== EXERCISE GOAL ==
Repeat the whole listing exactly.

* START SUPPLIED DATA *

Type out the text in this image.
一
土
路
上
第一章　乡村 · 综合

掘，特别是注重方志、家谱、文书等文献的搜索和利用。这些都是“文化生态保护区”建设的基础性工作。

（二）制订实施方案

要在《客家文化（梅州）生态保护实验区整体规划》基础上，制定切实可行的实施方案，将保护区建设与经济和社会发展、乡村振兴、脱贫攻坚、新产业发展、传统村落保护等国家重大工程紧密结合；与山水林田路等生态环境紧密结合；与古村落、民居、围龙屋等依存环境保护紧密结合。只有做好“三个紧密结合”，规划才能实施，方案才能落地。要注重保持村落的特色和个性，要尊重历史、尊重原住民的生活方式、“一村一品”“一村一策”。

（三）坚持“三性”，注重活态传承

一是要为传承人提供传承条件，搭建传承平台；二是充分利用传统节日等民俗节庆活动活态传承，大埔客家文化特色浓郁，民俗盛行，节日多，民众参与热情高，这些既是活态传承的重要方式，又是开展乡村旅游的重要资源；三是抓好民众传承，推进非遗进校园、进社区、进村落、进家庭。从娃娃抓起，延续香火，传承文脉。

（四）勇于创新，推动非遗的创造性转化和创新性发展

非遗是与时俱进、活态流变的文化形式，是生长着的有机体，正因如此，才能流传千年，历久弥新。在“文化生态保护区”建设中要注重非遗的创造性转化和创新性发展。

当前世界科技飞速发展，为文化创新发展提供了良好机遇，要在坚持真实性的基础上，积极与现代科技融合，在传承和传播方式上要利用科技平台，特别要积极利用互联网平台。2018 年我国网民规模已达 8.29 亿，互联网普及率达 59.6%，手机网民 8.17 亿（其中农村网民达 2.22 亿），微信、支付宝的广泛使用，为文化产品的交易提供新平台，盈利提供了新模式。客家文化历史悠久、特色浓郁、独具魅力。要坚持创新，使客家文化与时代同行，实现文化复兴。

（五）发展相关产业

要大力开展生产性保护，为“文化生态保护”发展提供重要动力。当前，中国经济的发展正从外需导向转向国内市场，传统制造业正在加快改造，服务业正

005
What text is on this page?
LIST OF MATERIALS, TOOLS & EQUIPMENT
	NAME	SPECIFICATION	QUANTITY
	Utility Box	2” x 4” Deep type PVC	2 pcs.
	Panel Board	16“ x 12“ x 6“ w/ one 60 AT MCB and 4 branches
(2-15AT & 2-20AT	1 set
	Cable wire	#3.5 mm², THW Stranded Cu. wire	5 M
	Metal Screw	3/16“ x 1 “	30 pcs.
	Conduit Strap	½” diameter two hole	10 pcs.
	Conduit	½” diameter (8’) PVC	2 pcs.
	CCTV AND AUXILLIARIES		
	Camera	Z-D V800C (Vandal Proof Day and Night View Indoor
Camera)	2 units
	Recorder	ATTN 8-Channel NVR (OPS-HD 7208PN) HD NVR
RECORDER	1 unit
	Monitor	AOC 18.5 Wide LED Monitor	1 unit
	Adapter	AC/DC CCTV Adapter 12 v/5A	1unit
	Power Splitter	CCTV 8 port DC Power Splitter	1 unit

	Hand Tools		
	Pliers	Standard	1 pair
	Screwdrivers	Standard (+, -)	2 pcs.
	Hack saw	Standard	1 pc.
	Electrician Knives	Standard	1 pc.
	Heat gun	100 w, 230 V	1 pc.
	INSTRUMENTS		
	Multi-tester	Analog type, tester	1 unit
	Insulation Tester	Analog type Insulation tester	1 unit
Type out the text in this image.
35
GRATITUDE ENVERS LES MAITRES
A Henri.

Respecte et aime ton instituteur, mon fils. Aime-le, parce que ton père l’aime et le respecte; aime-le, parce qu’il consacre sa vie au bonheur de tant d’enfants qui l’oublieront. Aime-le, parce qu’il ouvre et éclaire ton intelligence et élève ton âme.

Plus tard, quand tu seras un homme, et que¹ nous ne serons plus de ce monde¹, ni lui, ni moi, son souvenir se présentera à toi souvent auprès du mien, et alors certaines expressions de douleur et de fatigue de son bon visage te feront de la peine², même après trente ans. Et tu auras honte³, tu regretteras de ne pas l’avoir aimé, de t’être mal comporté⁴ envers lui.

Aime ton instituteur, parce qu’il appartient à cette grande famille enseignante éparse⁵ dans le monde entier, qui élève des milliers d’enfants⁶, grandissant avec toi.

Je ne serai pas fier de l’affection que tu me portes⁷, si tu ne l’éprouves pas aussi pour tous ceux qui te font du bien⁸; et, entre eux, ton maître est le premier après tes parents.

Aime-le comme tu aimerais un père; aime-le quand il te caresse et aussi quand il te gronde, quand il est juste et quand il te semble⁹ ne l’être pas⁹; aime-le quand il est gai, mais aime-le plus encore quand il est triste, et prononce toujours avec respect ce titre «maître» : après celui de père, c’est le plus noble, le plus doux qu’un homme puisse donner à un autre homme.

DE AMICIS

* END SUPPLIED DATA *

== SOLVED EXERCISE ==
Type out the text in this image.
一
土
路
上
第一章　乡村 · 综合

掘，特别是注重方志、家谱、文书等文献的搜索和利用。这些都是“文化生态保护区”建设的基础性工作。

（二）制订实施方案

要在《客家文化（梅州）生态保护实验区整体规划》基础上，制定切实可行的实施方案，将保护区建设与经济和社会发展、乡村振兴、脱贫攻坚、新产业发展、传统村落保护等国家重大工程紧密结合；与山水林田路等生态环境紧密结合；与古村落、民居、围龙屋等依存环境保护紧密结合。只有做好“三个紧密结合”，规划才能实施，方案才能落地。要注重保持村落的特色和个性，要尊重历史、尊重原住民的生活方式、“一村一品”“一村一策”。

（三）坚持“三性”，注重活态传承

一是要为传承人提供传承条件，搭建传承平台；二是充分利用传统节日等民俗节庆活动活态传承，大埔客家文化特色浓郁，民俗盛行，节日多，民众参与热情高，这些既是活态传承的重要方式，又是开展乡村旅游的重要资源；三是抓好民众传承，推进非遗进校园、进社区、进村落、进家庭。从娃娃抓起，延续香火，传承文脉。

（四）勇于创新，推动非遗的创造性转化和创新性发展

非遗是与时俱进、活态流变的文化形式，是生长着的有机体，正因如此，才能流传千年，历久弥新。在“文化生态保护区”建设中要注重非遗的创造性转化和创新性发展。

当前世界科技飞速发展，为文化创新发展提供了良好机遇，要在坚持真实性的基础上，积极与现代科技融合，在传承和传播方式上要利用科技平台，特别要积极利用互联网平台。2018 年我国网民规模已达 8.29 亿，互联网普及率达 59.6%，手机网民 8.17 亿（其中农村网民达 2.22 亿），微信、支付宝的广泛使用，为文化产品的交易提供新平台，盈利提供了新模式。客家文化历史悠久、特色浓郁、独具魅力。要坚持创新，使客家文化与时代同行，实现文化复兴。

（五）发展相关产业

要大力开展生产性保护，为“文化生态保护”发展提供重要动力。当前，中国经济的发展正从外需导向转向国内市场，传统制造业正在加快改造，服务业正

005
What text is on this page?
LIST OF MATERIALS, TOOLS & EQUIPMENT
	NAME	SPECIFICATION	QUANTITY
	Utility Box	2” x 4” Deep type PVC	2 pcs.
	Panel Board	16“ x 12“ x 6“ w/ one 60 AT MCB and 4 branches
(2-15AT & 2-20AT	1 set
	Cable wire	#3.5 mm², THW Stranded Cu. wire	5 M
	Metal Screw	3/16“ x 1 “	30 pcs.
	Conduit Strap	½” diameter two hole	10 pcs.
	Conduit	½” diameter (8’) PVC	2 pcs.
	CCTV AND AUXILLIARIES		
	Camera	Z-D V800C (Vandal Proof Day and Night View Indoor
Camera)	2 units
	Recorder	ATTN 8-Channel NVR (OPS-HD 7208PN) HD NVR
RECORDER	1 unit
	Monitor	AOC 18.5 Wide LED Monitor	1 unit
	Adapter	AC/DC CCTV Adapter 12 v/5A	1unit
	Power Splitter	CCTV 8 port DC Power Splitter	1 unit

	Hand Tools		
	Pliers	Standard	1 pair
	Screwdrivers	Standard (+, -)	2 pcs.
	Hack saw	Standard	1 pc.
	Electrician Knives	Standard	1 pc.
	Heat gun	100 w, 230 V	1 pc.
	INSTRUMENTS		
	Multi-tester	Analog type, tester	1 unit
	Insulation Tester	Analog type Insulation tester	1 unit
Type out the text in this image.
35
GRATITUDE ENVERS LES MAITRES
A Henri.

Respecte et aime ton instituteur, mon fils. Aime-le, parce que ton père l’aime et le respecte; aime-le, parce qu’il consacre sa vie au bonheur de tant d’enfants qui l’oublieront. Aime-le, parce qu’il ouvre et éclaire ton intelligence et élève ton âme.

Plus tard, quand tu seras un homme, et que¹ nous ne serons plus de ce monde¹, ni lui, ni moi, son souvenir se présentera à toi souvent auprès du mien, et alors certaines expressions de douleur et de fatigue de son bon visage te feront de la peine², même après trente ans. Et tu auras honte³, tu regretteras de ne pas l’avoir aimé, de t’être mal comporté⁴ envers lui.

Aime ton instituteur, parce qu’il appartient à cette grande famille enseignante éparse⁵ dans le monde entier, qui élève des milliers d’enfants⁶, grandissant avec toi.

Je ne serai pas fier de l’affection que tu me portes⁷, si tu ne l’éprouves pas aussi pour tous ceux qui te font du bien⁸; et, entre eux, ton maître est le premier après tes parents.

Aime-le comme tu aimerais un père; aime-le quand il te caresse et aussi quand il te gronde, quand il est juste et quand il te semble⁹ ne l’être pas⁹; aime-le quand il est gai, mais aime-le plus encore quand il est triste, et prononce toujours avec respect ce titre «maître» : après celui de père, c’est le plus noble, le plus doux qu’un homme puisse donner à un autre homme.

DE AMICIS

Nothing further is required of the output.